/---
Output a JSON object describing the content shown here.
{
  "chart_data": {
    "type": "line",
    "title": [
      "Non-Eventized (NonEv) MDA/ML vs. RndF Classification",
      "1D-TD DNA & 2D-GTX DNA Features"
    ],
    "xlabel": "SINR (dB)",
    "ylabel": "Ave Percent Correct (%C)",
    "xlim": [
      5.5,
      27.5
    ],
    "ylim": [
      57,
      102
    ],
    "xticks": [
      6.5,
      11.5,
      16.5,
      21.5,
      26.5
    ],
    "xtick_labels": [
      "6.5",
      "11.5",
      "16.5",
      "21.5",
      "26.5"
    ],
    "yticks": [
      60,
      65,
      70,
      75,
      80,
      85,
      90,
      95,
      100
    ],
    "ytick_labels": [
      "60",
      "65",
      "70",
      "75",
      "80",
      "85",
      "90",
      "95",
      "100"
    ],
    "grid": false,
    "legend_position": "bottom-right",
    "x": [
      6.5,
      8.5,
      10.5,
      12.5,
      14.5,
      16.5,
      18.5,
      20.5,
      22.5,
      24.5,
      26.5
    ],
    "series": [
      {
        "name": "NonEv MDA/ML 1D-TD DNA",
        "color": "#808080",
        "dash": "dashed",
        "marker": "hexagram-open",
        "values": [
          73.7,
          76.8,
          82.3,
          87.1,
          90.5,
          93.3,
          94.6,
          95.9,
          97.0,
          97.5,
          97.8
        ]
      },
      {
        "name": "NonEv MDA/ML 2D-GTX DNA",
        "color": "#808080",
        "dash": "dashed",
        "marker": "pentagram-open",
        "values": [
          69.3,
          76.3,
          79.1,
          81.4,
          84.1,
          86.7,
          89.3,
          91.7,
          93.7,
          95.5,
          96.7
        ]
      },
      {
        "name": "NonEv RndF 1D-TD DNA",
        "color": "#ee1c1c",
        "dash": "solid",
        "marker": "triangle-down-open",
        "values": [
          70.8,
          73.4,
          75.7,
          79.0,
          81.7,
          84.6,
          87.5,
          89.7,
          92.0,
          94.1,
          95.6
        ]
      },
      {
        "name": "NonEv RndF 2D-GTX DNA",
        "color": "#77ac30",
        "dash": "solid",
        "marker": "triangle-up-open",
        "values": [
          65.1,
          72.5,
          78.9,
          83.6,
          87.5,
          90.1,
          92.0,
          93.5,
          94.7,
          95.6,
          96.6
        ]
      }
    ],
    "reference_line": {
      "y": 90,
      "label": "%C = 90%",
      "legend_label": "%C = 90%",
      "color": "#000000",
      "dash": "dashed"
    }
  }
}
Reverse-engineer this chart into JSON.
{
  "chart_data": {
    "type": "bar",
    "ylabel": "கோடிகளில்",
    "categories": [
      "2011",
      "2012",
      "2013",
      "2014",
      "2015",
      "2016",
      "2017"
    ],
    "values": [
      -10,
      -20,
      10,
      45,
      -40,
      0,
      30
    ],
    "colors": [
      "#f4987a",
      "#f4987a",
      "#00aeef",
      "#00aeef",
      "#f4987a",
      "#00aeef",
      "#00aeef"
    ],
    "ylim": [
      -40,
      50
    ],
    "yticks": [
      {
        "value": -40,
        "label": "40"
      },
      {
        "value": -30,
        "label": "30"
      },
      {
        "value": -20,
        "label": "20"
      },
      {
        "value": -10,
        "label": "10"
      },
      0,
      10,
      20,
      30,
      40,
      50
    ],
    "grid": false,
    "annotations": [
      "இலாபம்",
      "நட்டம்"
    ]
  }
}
\---
** What is required **
Reproduce the material above exactly; please quote every line of it.

** Result of the task **
Output a JSON object describing the content shown here.
{
  "chart_data": {
    "type": "line",
    "title": [
      "Non-Eventized (NonEv) MDA/ML vs. RndF Classification",
      "1D-TD DNA & 2D-GTX DNA Features"
    ],
    "xlabel": "SINR (dB)",
    "ylabel": "Ave Percent Correct (%C)",
    "xlim": [
      5.5,
      27.5
    ],
    "ylim": [
      57,
      102
    ],
    "xticks": [
      6.5,
      11.5,
      16.5,
      21.5,
      26.5
    ],
    "xtick_labels": [
      "6.5",
      "11.5",
      "16.5",
      "21.5",
      "26.5"
    ],
    "yticks": [
      60,
      65,
      70,
      75,
      80,
      85,
      90,
      95,
      100
    ],
    "ytick_labels": [
      "60",
      "65",
      "70",
      "75",
      "80",
      "85",
      "90",
      "95",
      "100"
    ],
    "grid": false,
    "legend_position": "bottom-right",
    "x": [
      6.5,
      8.5,
      10.5,
      12.5,
      14.5,
      16.5,
      18.5,
      20.5,
      22.5,
      24.5,
      26.5
    ],
    "series": [
      {
        "name": "NonEv MDA/ML 1D-TD DNA",
        "color": "#808080",
        "dash": "dashed",
        "marker": "hexagram-open",
        "values": [
          73.7,
          76.8,
          82.3,
          87.1,
          90.5,
          93.3,
          94.6,
          95.9,
          97.0,
          97.5,
          97.8
        ]
      },
      {
        "name": "NonEv MDA/ML 2D-GTX DNA",
        "color": "#808080",
        "dash": "dashed",
        "marker": "pentagram-open",
        "values": [
          69.3,
          76.3,
          79.1,
          81.4,
          84.1,
          86.7,
          89.3,
          91.7,
          93.7,
          95.5,
          96.7
        ]
      },
      {
        "name": "NonEv RndF 1D-TD DNA",
        "color": "#ee1c1c",
        "dash": "solid",
        "marker": "triangle-down-open",
        "values": [
          70.8,
          73.4,
          75.7,
          79.0,
          81.7,
          84.6,
          87.5,
          89.7,
          92.0,
          94.1,
          95.6
        ]
      },
      {
        "name": "NonEv RndF 2D-GTX DNA",
        "color": "#77ac30",
        "dash": "solid",
        "marker": "triangle-up-open",
        "values": [
          65.1,
          72.5,
          78.9,
          83.6,
          87.5,
          90.1,
          92.0,
          93.5,
          94.7,
          95.6,
          96.6
        ]
      }
    ],
    "reference_line": {
      "y": 90,
      "label": "%C = 90%",
      "legend_label": "%C = 90%",
      "color": "#000000",
      "dash": "dashed"
    }
  }
}
Reverse-engineer this chart into JSON.
{
  "chart_data": {
    "type": "bar",
    "ylabel": "கோடிகளில்",
    "categories": [
      "2011",
      "2012",
      "2013",
      "2014",
      "2015",
      "2016",
      "2017"
    ],
    "values": [
      -10,
      -20,
      10,
      45,
      -40,
      0,
      30
    ],
    "colors": [
      "#f4987a",
      "#f4987a",
      "#00aeef",
      "#00aeef",
      "#f4987a",
      "#00aeef",
      "#00aeef"
    ],
    "ylim": [
      -40,
      50
    ],
    "yticks": [
      {
        "value": -40,
        "label": "40"
      },
      {
        "value": -30,
        "label": "30"
      },
      {
        "value": -20,
        "label": "20"
      },
      {
        "value": -10,
        "label": "10"
      },
      0,
      10,
      20,
      30,
      40,
      50
    ],
    "grid": false,
    "annotations": [
      "இலாபம்",
      "நட்டம்"
    ]
  }
}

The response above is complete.